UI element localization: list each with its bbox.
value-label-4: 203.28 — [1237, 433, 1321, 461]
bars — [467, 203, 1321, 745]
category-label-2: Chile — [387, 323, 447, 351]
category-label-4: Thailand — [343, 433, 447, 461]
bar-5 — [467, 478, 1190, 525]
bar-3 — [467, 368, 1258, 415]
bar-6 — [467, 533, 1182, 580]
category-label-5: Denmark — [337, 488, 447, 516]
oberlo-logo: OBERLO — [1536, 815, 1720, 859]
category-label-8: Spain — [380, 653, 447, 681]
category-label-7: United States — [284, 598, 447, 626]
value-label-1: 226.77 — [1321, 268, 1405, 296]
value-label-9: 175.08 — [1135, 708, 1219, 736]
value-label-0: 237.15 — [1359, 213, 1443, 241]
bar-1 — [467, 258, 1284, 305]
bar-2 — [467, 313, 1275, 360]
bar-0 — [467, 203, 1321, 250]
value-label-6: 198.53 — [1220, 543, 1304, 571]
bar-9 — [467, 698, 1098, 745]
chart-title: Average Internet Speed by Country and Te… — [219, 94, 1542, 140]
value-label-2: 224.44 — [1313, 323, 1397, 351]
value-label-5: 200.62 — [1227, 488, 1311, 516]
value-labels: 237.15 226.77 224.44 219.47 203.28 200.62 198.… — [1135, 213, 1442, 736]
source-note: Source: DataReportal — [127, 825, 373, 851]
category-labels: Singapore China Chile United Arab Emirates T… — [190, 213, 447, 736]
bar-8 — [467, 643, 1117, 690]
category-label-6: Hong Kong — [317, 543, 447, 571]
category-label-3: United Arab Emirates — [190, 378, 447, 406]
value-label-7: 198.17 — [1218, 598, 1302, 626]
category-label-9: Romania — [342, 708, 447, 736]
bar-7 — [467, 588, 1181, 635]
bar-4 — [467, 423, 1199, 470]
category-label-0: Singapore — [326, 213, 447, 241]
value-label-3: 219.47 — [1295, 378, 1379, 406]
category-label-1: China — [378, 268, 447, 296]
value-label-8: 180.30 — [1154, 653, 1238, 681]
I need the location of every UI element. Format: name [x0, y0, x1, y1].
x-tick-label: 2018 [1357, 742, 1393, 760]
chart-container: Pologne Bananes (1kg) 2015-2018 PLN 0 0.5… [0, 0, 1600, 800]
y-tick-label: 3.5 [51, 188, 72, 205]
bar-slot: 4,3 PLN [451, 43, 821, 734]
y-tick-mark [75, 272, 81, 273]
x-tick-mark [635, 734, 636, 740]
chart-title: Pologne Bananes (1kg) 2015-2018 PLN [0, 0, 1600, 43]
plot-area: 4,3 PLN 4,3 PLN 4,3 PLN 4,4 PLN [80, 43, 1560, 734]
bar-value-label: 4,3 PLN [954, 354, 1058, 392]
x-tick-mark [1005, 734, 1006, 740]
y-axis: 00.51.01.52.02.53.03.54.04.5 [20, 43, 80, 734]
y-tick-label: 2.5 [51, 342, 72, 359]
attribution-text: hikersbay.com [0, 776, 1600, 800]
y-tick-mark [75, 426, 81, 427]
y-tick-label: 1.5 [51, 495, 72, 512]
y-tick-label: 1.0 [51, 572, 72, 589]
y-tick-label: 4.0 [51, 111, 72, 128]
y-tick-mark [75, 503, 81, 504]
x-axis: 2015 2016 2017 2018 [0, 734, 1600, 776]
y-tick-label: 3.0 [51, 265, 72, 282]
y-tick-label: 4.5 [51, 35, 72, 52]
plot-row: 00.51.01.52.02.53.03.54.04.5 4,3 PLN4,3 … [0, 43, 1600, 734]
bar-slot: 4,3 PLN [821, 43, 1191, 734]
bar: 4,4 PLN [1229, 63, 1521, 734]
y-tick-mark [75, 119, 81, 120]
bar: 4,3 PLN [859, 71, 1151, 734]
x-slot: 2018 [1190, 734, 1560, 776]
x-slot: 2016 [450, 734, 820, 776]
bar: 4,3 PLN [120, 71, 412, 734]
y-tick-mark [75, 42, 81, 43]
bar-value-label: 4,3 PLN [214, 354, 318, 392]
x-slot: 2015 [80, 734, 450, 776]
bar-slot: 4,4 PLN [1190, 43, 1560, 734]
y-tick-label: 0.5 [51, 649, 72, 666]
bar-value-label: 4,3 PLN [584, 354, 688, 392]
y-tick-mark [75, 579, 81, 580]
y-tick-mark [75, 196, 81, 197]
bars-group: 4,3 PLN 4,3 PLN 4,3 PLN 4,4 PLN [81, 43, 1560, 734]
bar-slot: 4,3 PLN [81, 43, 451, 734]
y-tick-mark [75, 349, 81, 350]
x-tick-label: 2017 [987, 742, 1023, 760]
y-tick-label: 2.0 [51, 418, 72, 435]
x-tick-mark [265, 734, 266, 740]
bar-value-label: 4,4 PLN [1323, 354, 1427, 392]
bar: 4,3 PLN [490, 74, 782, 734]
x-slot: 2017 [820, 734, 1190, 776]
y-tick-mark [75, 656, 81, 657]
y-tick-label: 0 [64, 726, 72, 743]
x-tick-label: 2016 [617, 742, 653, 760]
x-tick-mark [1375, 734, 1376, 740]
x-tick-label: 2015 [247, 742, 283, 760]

# # # # #

Task goal:
Print all of the rows above again, character for character, without changing anything.

Response to this task:
UI element localization: list each with its bbox.
value-label-4: 203.28 — [1237, 433, 1321, 461]
bars — [467, 203, 1321, 745]
category-label-2: Chile — [387, 323, 447, 351]
category-label-4: Thailand — [343, 433, 447, 461]
bar-5 — [467, 478, 1190, 525]
bar-3 — [467, 368, 1258, 415]
bar-6 — [467, 533, 1182, 580]
category-label-5: Denmark — [337, 488, 447, 516]
oberlo-logo: OBERLO — [1536, 815, 1720, 859]
category-label-8: Spain — [380, 653, 447, 681]
category-label-7: United States — [284, 598, 447, 626]
value-label-1: 226.77 — [1321, 268, 1405, 296]
value-label-9: 175.08 — [1135, 708, 1219, 736]
value-label-0: 237.15 — [1359, 213, 1443, 241]
bar-1 — [467, 258, 1284, 305]
bar-2 — [467, 313, 1275, 360]
bar-0 — [467, 203, 1321, 250]
value-label-6: 198.53 — [1220, 543, 1304, 571]
bar-9 — [467, 698, 1098, 745]
chart-title: Average Internet Speed by Country and Te… — [219, 94, 1542, 140]
value-label-2: 224.44 — [1313, 323, 1397, 351]
value-label-5: 200.62 — [1227, 488, 1311, 516]
value-labels: 237.15 226.77 224.44 219.47 203.28 200.62 198.… — [1135, 213, 1442, 736]
source-note: Source: DataReportal — [127, 825, 373, 851]
category-labels: Singapore China Chile United Arab Emirates T… — [190, 213, 447, 736]
bar-8 — [467, 643, 1117, 690]
category-label-6: Hong Kong — [317, 543, 447, 571]
category-label-3: United Arab Emirates — [190, 378, 447, 406]
value-label-7: 198.17 — [1218, 598, 1302, 626]
category-label-9: Romania — [342, 708, 447, 736]
bar-7 — [467, 588, 1181, 635]
bar-4 — [467, 423, 1199, 470]
category-label-0: Singapore — [326, 213, 447, 241]
value-label-3: 219.47 — [1295, 378, 1379, 406]
category-label-1: China — [378, 268, 447, 296]
value-label-8: 180.30 — [1154, 653, 1238, 681]
I need the location of every UI element. Format: name [x0, y0, x1, y1].
x-tick-label: 2018 [1357, 742, 1393, 760]
chart-container: Pologne Bananes (1kg) 2015-2018 PLN 0 0.5… [0, 0, 1600, 800]
y-tick-label: 3.5 [51, 188, 72, 205]
bar-slot: 4,3 PLN [451, 43, 821, 734]
y-tick-mark [75, 272, 81, 273]
x-tick-mark [635, 734, 636, 740]
chart-title: Pologne Bananes (1kg) 2015-2018 PLN [0, 0, 1600, 43]
plot-area: 4,3 PLN 4,3 PLN 4,3 PLN 4,4 PLN [80, 43, 1560, 734]
bar-value-label: 4,3 PLN [954, 354, 1058, 392]
x-tick-mark [1005, 734, 1006, 740]
y-axis: 00.51.01.52.02.53.03.54.04.5 [20, 43, 80, 734]
y-tick-label: 2.5 [51, 342, 72, 359]
attribution-text: hikersbay.com [0, 776, 1600, 800]
y-tick-mark [75, 426, 81, 427]
y-tick-label: 1.5 [51, 495, 72, 512]
y-tick-label: 1.0 [51, 572, 72, 589]
y-tick-label: 4.0 [51, 111, 72, 128]
y-tick-mark [75, 503, 81, 504]
x-axis: 2015 2016 2017 2018 [0, 734, 1600, 776]
y-tick-label: 3.0 [51, 265, 72, 282]
y-tick-label: 4.5 [51, 35, 72, 52]
plot-row: 00.51.01.52.02.53.03.54.04.5 4,3 PLN4,3 … [0, 43, 1600, 734]
bar-slot: 4,3 PLN [821, 43, 1191, 734]
bar: 4,4 PLN [1229, 63, 1521, 734]
y-tick-mark [75, 119, 81, 120]
bar: 4,3 PLN [859, 71, 1151, 734]
x-slot: 2018 [1190, 734, 1560, 776]
x-slot: 2016 [450, 734, 820, 776]
bar: 4,3 PLN [120, 71, 412, 734]
y-tick-mark [75, 42, 81, 43]
bar-value-label: 4,3 PLN [214, 354, 318, 392]
x-slot: 2015 [80, 734, 450, 776]
bar-slot: 4,4 PLN [1190, 43, 1560, 734]
y-tick-label: 0.5 [51, 649, 72, 666]
bar-value-label: 4,3 PLN [584, 354, 688, 392]
y-tick-mark [75, 579, 81, 580]
y-tick-mark [75, 196, 81, 197]
bars-group: 4,3 PLN 4,3 PLN 4,3 PLN 4,4 PLN [81, 43, 1560, 734]
bar-slot: 4,3 PLN [81, 43, 451, 734]
y-tick-mark [75, 349, 81, 350]
x-tick-label: 2017 [987, 742, 1023, 760]
y-tick-label: 2.0 [51, 418, 72, 435]
x-tick-mark [265, 734, 266, 740]
bar-value-label: 4,4 PLN [1323, 354, 1427, 392]
bar: 4,3 PLN [490, 74, 782, 734]
x-slot: 2017 [820, 734, 1190, 776]
y-tick-mark [75, 656, 81, 657]
y-tick-label: 0 [64, 726, 72, 743]
x-tick-label: 2016 [617, 742, 653, 760]
x-tick-mark [1375, 734, 1376, 740]
x-tick-label: 2015 [247, 742, 283, 760]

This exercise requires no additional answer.